* To do:
Copy out the lines that include the word "кожного".

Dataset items
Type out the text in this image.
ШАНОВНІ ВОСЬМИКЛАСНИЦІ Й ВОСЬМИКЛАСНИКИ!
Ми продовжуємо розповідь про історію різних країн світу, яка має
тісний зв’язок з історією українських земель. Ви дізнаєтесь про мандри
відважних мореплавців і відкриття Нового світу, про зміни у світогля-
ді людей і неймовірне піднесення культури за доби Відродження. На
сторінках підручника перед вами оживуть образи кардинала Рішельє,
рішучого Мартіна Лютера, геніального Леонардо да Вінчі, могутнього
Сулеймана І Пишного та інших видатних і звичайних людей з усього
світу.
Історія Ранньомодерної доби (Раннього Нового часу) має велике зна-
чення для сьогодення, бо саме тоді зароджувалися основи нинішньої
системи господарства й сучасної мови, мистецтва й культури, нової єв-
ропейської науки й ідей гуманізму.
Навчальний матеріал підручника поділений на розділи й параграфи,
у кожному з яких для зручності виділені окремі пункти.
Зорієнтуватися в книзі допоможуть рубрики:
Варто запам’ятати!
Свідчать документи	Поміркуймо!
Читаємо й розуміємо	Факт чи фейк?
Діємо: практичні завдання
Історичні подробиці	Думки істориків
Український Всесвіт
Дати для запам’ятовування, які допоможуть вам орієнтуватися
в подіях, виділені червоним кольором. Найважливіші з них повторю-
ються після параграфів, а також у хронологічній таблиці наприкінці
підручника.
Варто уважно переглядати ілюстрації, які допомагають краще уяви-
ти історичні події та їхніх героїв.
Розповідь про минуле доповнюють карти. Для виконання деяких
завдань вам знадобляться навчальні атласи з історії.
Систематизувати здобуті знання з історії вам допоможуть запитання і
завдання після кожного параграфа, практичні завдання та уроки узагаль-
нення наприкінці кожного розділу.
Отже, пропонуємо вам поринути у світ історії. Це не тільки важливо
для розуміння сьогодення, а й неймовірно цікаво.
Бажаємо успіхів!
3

* Worked answer:
завдання після кожного параграфа, практичні завдання та уроки узагаль-
нення наприкінці кожного розділу.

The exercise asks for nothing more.